GIVEN ENTRIES >>

========================================

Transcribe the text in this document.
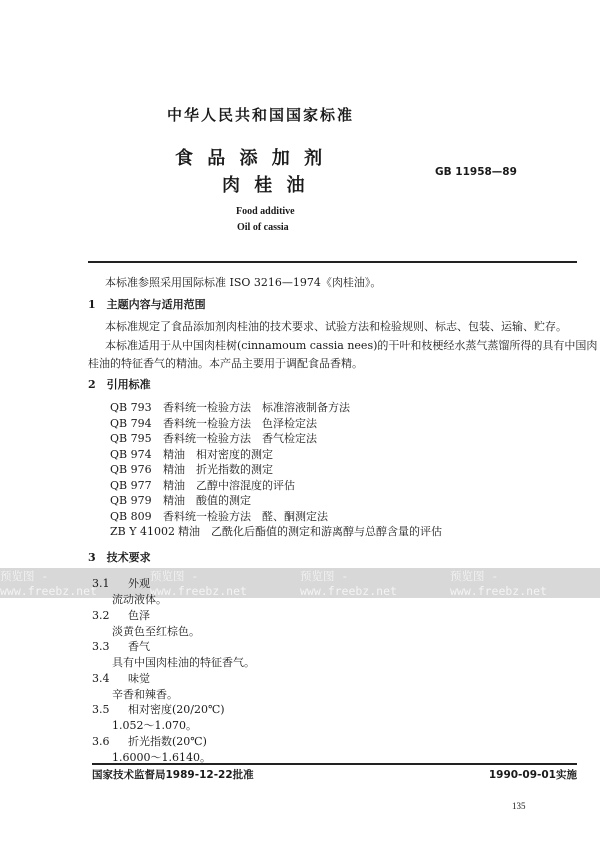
中华人民共和国国家标准
食 品 添 加 剂
肉 桂 油
GB 11958—89
Food additive
Oil of cassia
本标准参照采用国际标准 ISO 3216—1974《肉桂油》。
1　主题内容与适用范围
本标准规定了食品添加剂肉桂油的技术要求、试验方法和检验规则、标志、包装、运输、贮存。
本标准适用于从中国肉桂树(cinnamoum cassia nees)的干叶和枝梗经水蒸气蒸馏所得的具有中国肉
桂油的特征香气的精油。本产品主要用于调配食品香精。
2　引用标准
QB 793 香料统一检验方法　标准溶液制备方法
QB 794 香料统一检验方法　色泽检定法
QB 795 香料统一检验方法　香气检定法
QB 974 精油　相对密度的测定
QB 976 精油　折光指数的测定
QB 977 精油　乙醇中溶混度的评估
QB 979 精油　酸值的测定
QB 809 香料统一检验方法　醛、酮测定法
ZB Y 41002 精油　乙酰化后酯值的测定和游离醇与总醇含量的评估
3　技术要求
3.1 外观
流动液体。
3.2 色泽
淡黄色至红棕色。
3.3 香气
具有中国肉桂油的特征香气。
3.4 味觉
辛香和辣香。
3.5 相对密度(20/20℃)
1.052～1.070。
3.6 折光指数(20℃)
1.6000～1.6140。
预览图 - www.freebz.net
预览图 - www.freebz.net
预览图 - www.freebz.net
预览图 - www.freebz.net
国家技术监督局1989-12-22批准	1990-09-01实施
135
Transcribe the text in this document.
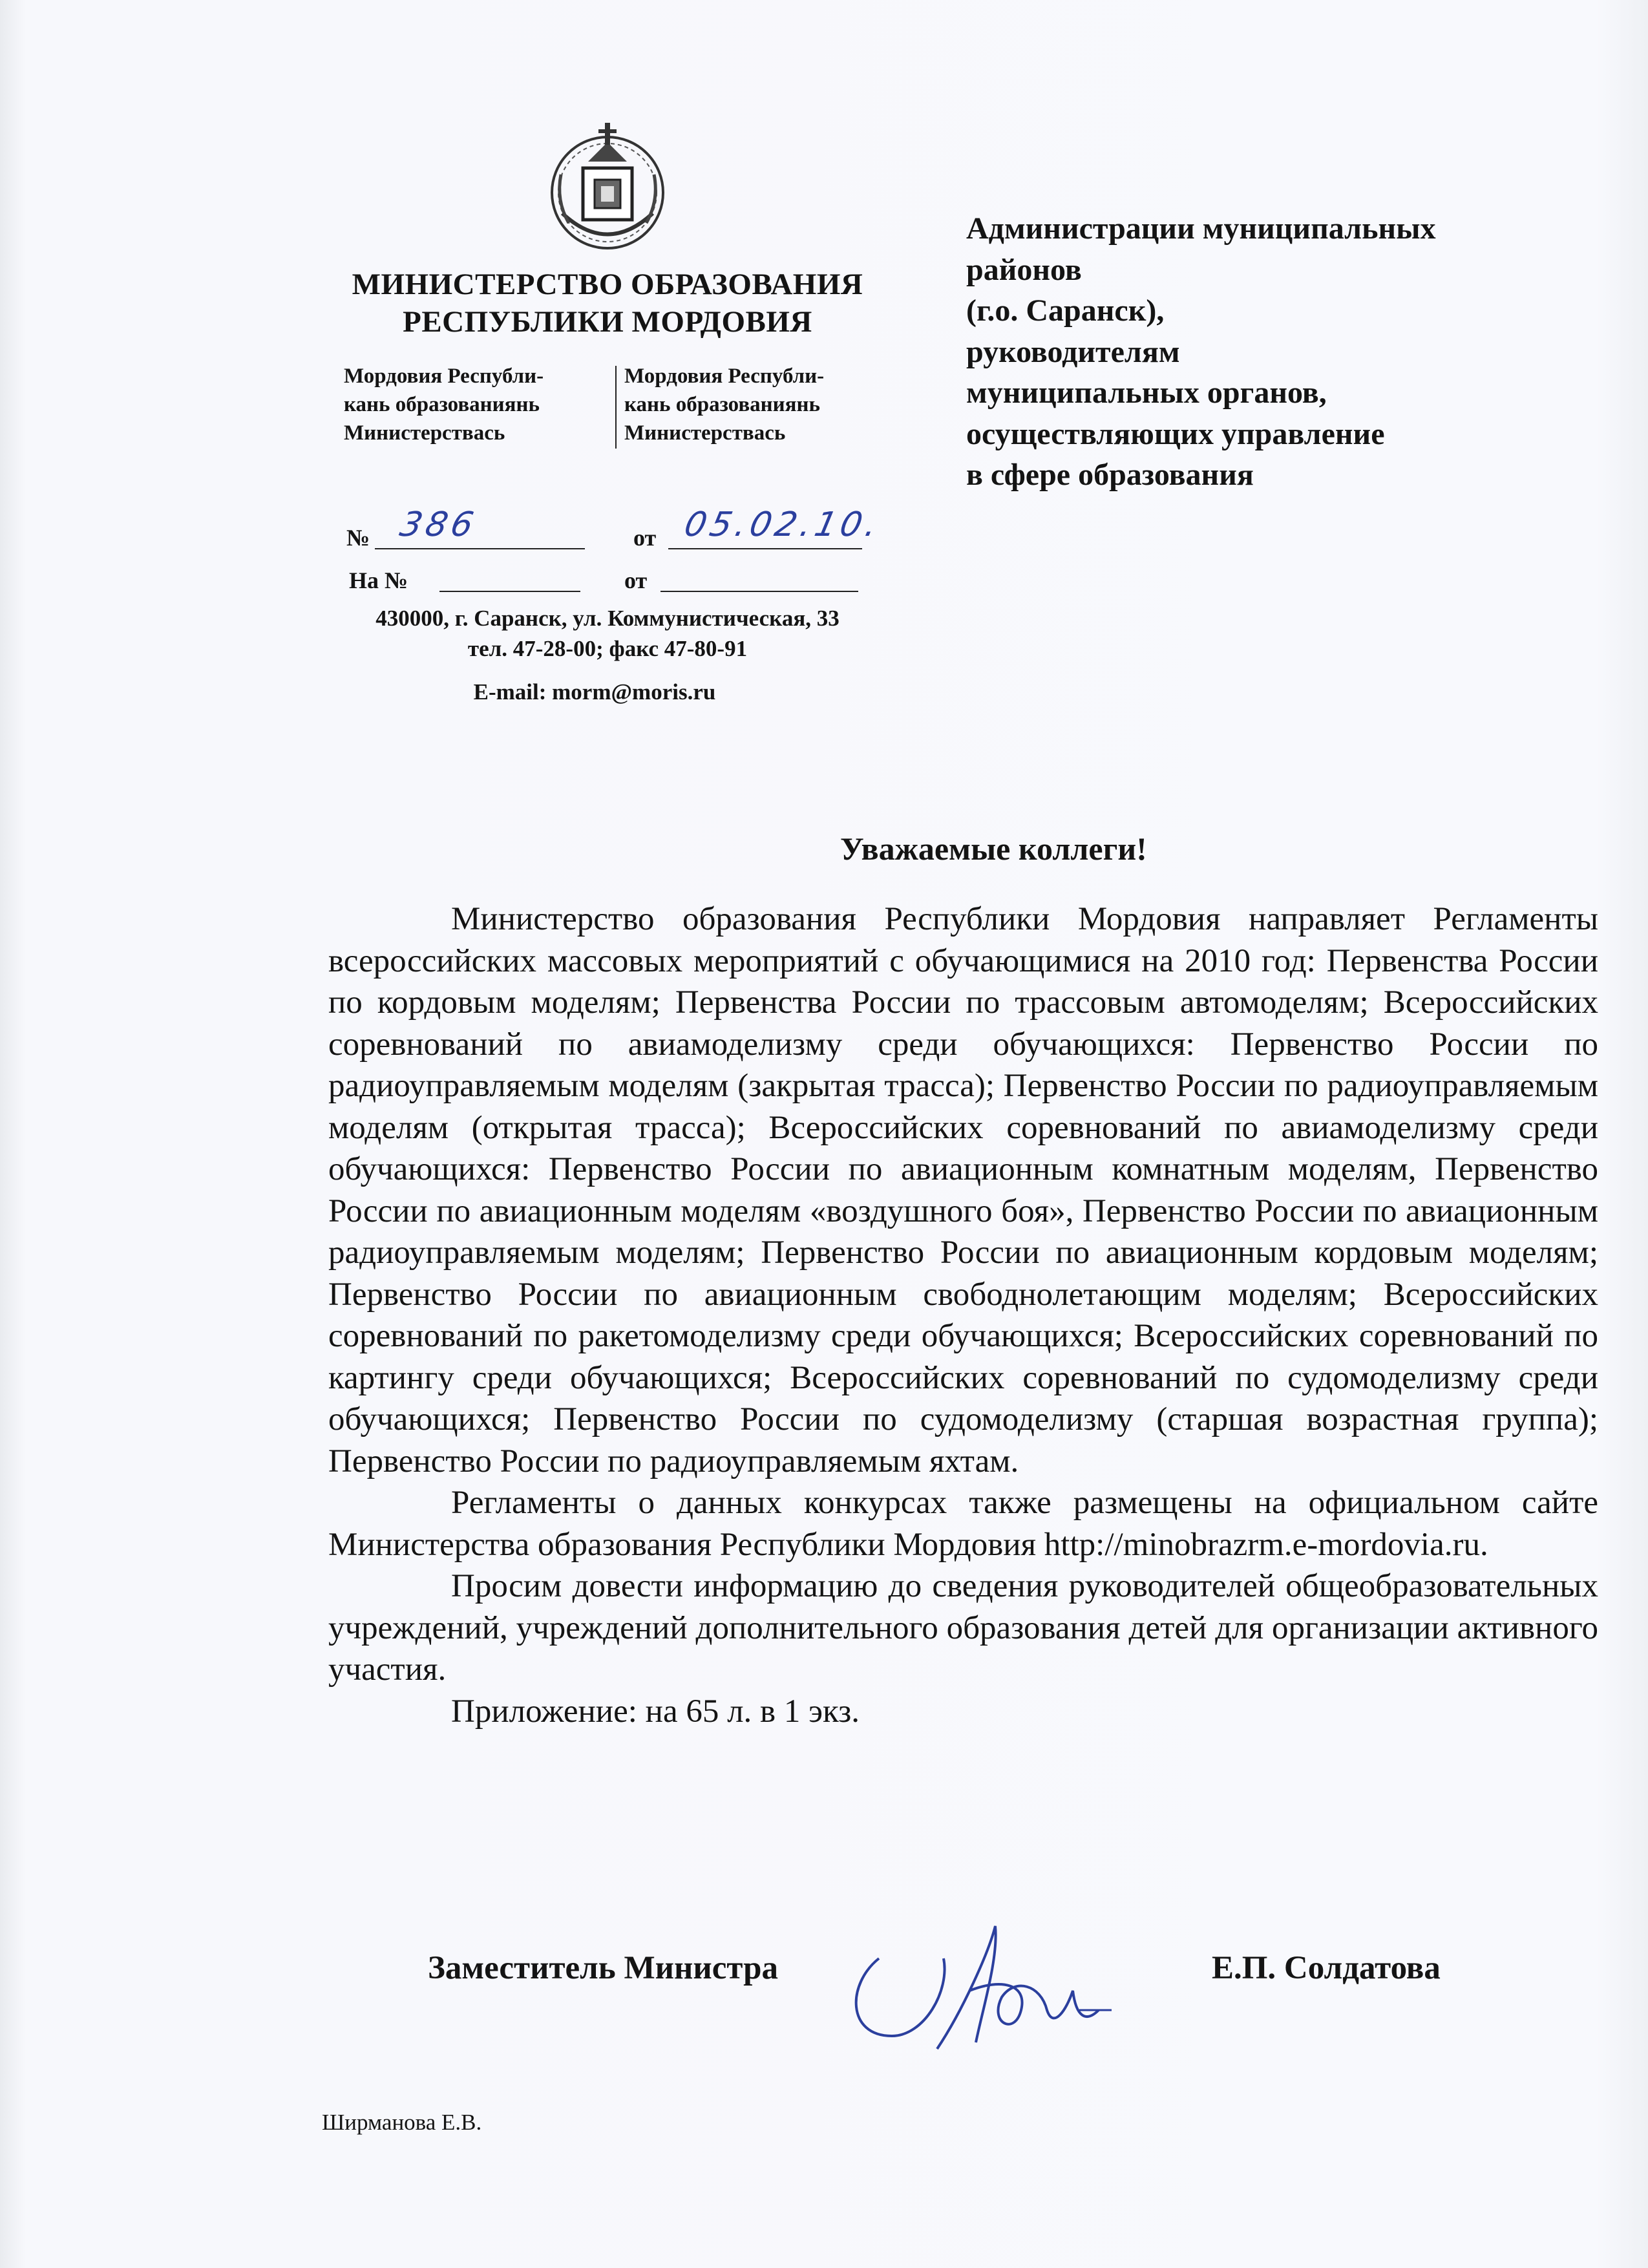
МИНИСТЕРСТВО ОБРАЗОВАНИЯ
РЕСПУБЛИКИ МОРДОВИЯ
Мордовия Республи-
кань образованиянь
Министерствась
Мордовия Республи-
кань образованиянь
Министерствась
№ 386	от 05.02.10.
На №	от
430000, г. Саранск, ул. Коммунистическая, 33
тел. 47-28-00; факс 47-80-91
E-mail: morm@moris.ru
Администрации муниципальных
районов
(г.о. Саранск),
руководителям
муниципальных органов,
осуществляющих управление
в сфере образования
Уважаемые коллеги!

Министерство образования Республики Мордовия направляет Регламенты всероссийских массовых мероприятий с обучающимися на 2010 год: Первенства России по кордовым моделям; Первенства России по трассовым автомоделям; Всероссийских соревнований по авиамоделизму среди обучающихся: Первенство России по радиоуправляемым моделям (закрытая трасса); Первенство России по радиоуправляемым моделям (открытая трасса); Всероссийских соревнований по авиамоделизму среди обучающихся: Первенство России по авиационным комнатным моделям, Первенство России по авиационным моделям «воздушного боя», Первенство России по авиационным радиоуправляемым моделям; Первенство России по авиационным кордовым моделям; Первенство России по авиационным свободнолетающим моделям; Всероссийских соревнований по ракетомоделизму среди обучающихся; Всероссийских соревнований по картингу среди обучающихся; Всероссийских соревнований по судомоделизму среди обучающихся; Первенство России по судомоделизму (старшая возрастная группа); Первенство России по радиоуправляемым яхтам.

Регламенты о данных конкурсах также размещены на официальном сайте Министерства образования Республики Мордовия http://minobrazrm.e-mordovia.ru.

Просим довести информацию до сведения руководителей общеобразовательных учреждений, учреждений дополнительного образования детей для организации активного участия.

Приложение: на 65 л. в 1 экз.

Заместитель Министра	Е.П. Солдатова
Ширманова Е.В.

========================================

AIM >> Search the data for the string "香料统一检验方法". List each line that has it.

RESULT FOR THIS EXERCISE >>
QB 793 香料统一检验方法　标准溶液制备方法
QB 794 香料统一检验方法　色泽检定法
QB 795 香料统一检验方法　香气检定法
QB 809 香料统一检验方法　醛、酮测定法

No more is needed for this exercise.